▶ [STATED EXERCISE]: Images excluded, repeat each entry below exactly.

▶ [INPUT MATERIAL]:
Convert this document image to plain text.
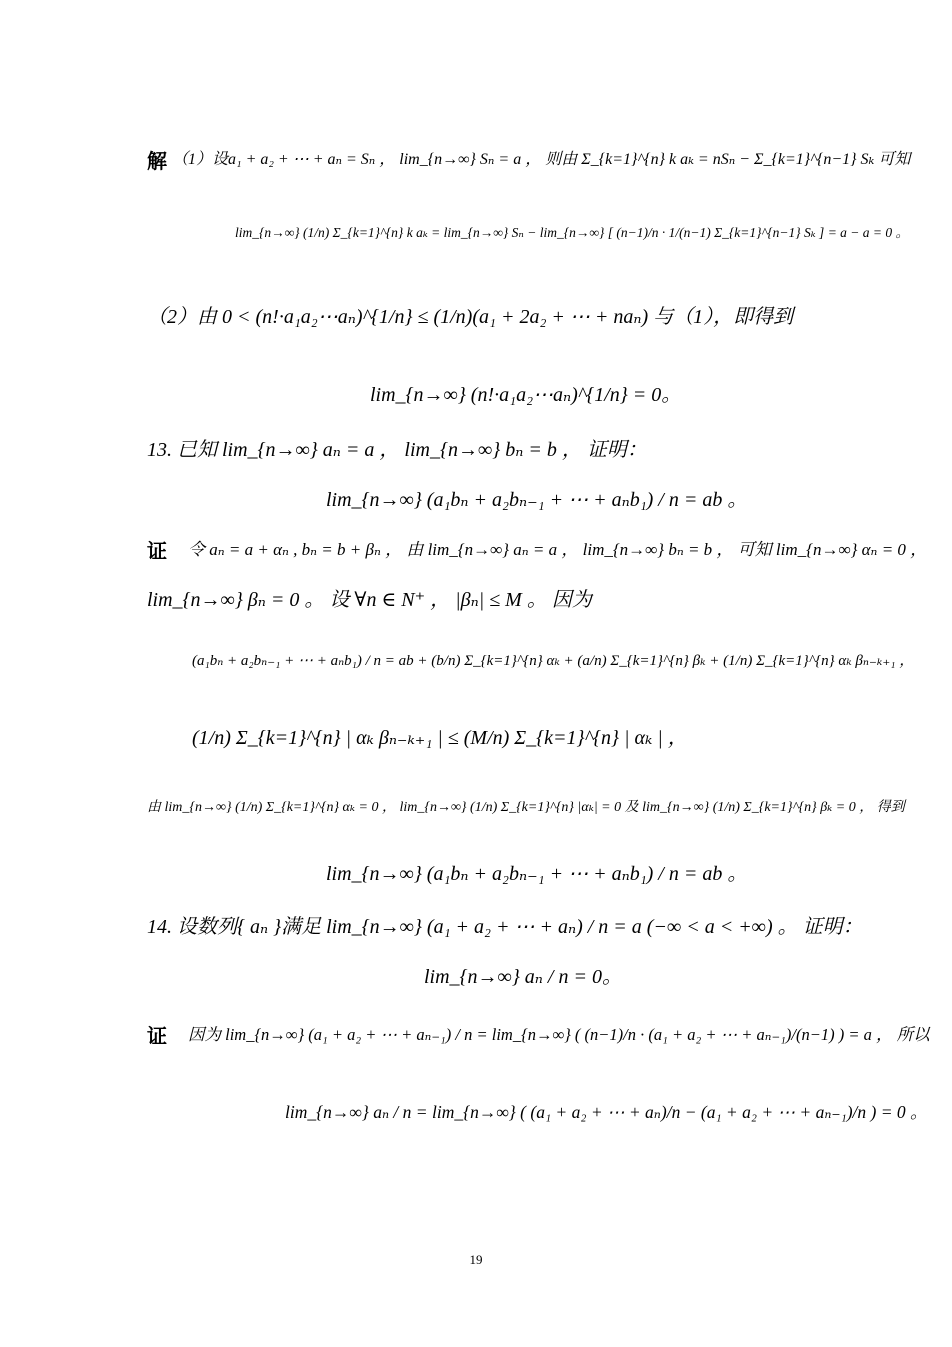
解 （1）设a₁ + a₂ + ⋯ + aₙ = Sₙ ， lim_{n→∞} Sₙ = a ， 则由 Σ_{k=1}^{n} k aₖ = nSₙ − Σ_{k=1}^{n−1} Sₖ 可知
lim_{n→∞} (1/n) Σ_{k=1}^{n} k aₖ = lim_{n→∞} Sₙ − lim_{n→∞} [ (n−1)/n · 1/(n−1) Σ_{k=1}^{n−1} Sₖ ] = a − a = 0 。
（2）由 0 < (n!·a₁a₂⋯aₙ)^{1/n} ≤ (1/n)(a₁ + 2a₂ + ⋯ + naₙ) 与（1），即得到
lim_{n→∞} (n!·a₁a₂⋯aₙ)^{1/n} = 0。
13. 已知 lim_{n→∞} aₙ = a ， lim_{n→∞} bₙ = b ， 证明：
lim_{n→∞} (a₁bₙ + a₂bₙ₋₁ + ⋯ + aₙb₁) / n = ab 。
证 令 aₙ = a + αₙ , bₙ = b + βₙ ， 由 lim_{n→∞} aₙ = a ， lim_{n→∞} bₙ = b ， 可知 lim_{n→∞} αₙ = 0 ，
lim_{n→∞} βₙ = 0 。 设 ∀n ∈ N⁺ ， |βₙ| ≤ M 。 因为
(a₁bₙ + a₂bₙ₋₁ + ⋯ + aₙb₁) / n = ab + (b/n) Σ_{k=1}^{n} αₖ + (a/n) Σ_{k=1}^{n} βₖ + (1/n) Σ_{k=1}^{n} αₖ βₙ₋ₖ₊₁ ，
(1/n) Σ_{k=1}^{n} | αₖ βₙ₋ₖ₊₁ | ≤ (M/n) Σ_{k=1}^{n} | αₖ | ，
由 lim_{n→∞} (1/n) Σ_{k=1}^{n} αₖ = 0 ， lim_{n→∞} (1/n) Σ_{k=1}^{n} |αₖ| = 0 及 lim_{n→∞} (1/n) Σ_{k=1}^{n} βₖ = 0 ， 得到
lim_{n→∞} (a₁bₙ + a₂bₙ₋₁ + ⋯ + aₙb₁) / n = ab 。
14. 设数列{ aₙ }满足 lim_{n→∞} (a₁ + a₂ + ⋯ + aₙ) / n = a (−∞ < a < +∞) 。 证明：
lim_{n→∞} aₙ / n = 0。
证 因为 lim_{n→∞} (a₁ + a₂ + ⋯ + aₙ₋₁) / n = lim_{n→∞} ( (n−1)/n · (a₁ + a₂ + ⋯ + aₙ₋₁)/(n−1) ) = a ， 所以
lim_{n→∞} aₙ / n = lim_{n→∞} ( (a₁ + a₂ + ⋯ + aₙ)/n − (a₁ + a₂ + ⋯ + aₙ₋₁)/n ) = 0 。
19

▶ [ANSWER TO THIS EXERCISE]:
Convert this document image to plain text.
解 （1）设a₁ + a₂ + ⋯ + aₙ = Sₙ ， lim_{n→∞} Sₙ = a ， 则由 Σ_{k=1}^{n} k aₖ = nSₙ − Σ_{k=1}^{n−1} Sₖ 可知
lim_{n→∞} (1/n) Σ_{k=1}^{n} k aₖ = lim_{n→∞} Sₙ − lim_{n→∞} [ (n−1)/n · 1/(n−1) Σ_{k=1}^{n−1} Sₖ ] = a − a = 0 。
（2）由 0 < (n!·a₁a₂⋯aₙ)^{1/n} ≤ (1/n)(a₁ + 2a₂ + ⋯ + naₙ) 与（1），即得到
lim_{n→∞} (n!·a₁a₂⋯aₙ)^{1/n} = 0。
13. 已知 lim_{n→∞} aₙ = a ， lim_{n→∞} bₙ = b ， 证明：
lim_{n→∞} (a₁bₙ + a₂bₙ₋₁ + ⋯ + aₙb₁) / n = ab 。
证 令 aₙ = a + αₙ , bₙ = b + βₙ ， 由 lim_{n→∞} aₙ = a ， lim_{n→∞} bₙ = b ， 可知 lim_{n→∞} αₙ = 0 ，
lim_{n→∞} βₙ = 0 。 设 ∀n ∈ N⁺ ， |βₙ| ≤ M 。 因为
(a₁bₙ + a₂bₙ₋₁ + ⋯ + aₙb₁) / n = ab + (b/n) Σ_{k=1}^{n} αₖ + (a/n) Σ_{k=1}^{n} βₖ + (1/n) Σ_{k=1}^{n} αₖ βₙ₋ₖ₊₁ ，
(1/n) Σ_{k=1}^{n} | αₖ βₙ₋ₖ₊₁ | ≤ (M/n) Σ_{k=1}^{n} | αₖ | ，
由 lim_{n→∞} (1/n) Σ_{k=1}^{n} αₖ = 0 ， lim_{n→∞} (1/n) Σ_{k=1}^{n} |αₖ| = 0 及 lim_{n→∞} (1/n) Σ_{k=1}^{n} βₖ = 0 ， 得到
lim_{n→∞} (a₁bₙ + a₂bₙ₋₁ + ⋯ + aₙb₁) / n = ab 。
14. 设数列{ aₙ }满足 lim_{n→∞} (a₁ + a₂ + ⋯ + aₙ) / n = a (−∞ < a < +∞) 。 证明：
lim_{n→∞} aₙ / n = 0。
证 因为 lim_{n→∞} (a₁ + a₂ + ⋯ + aₙ₋₁) / n = lim_{n→∞} ( (n−1)/n · (a₁ + a₂ + ⋯ + aₙ₋₁)/(n−1) ) = a ， 所以
lim_{n→∞} aₙ / n = lim_{n→∞} ( (a₁ + a₂ + ⋯ + aₙ)/n − (a₁ + a₂ + ⋯ + aₙ₋₁)/n ) = 0 。
19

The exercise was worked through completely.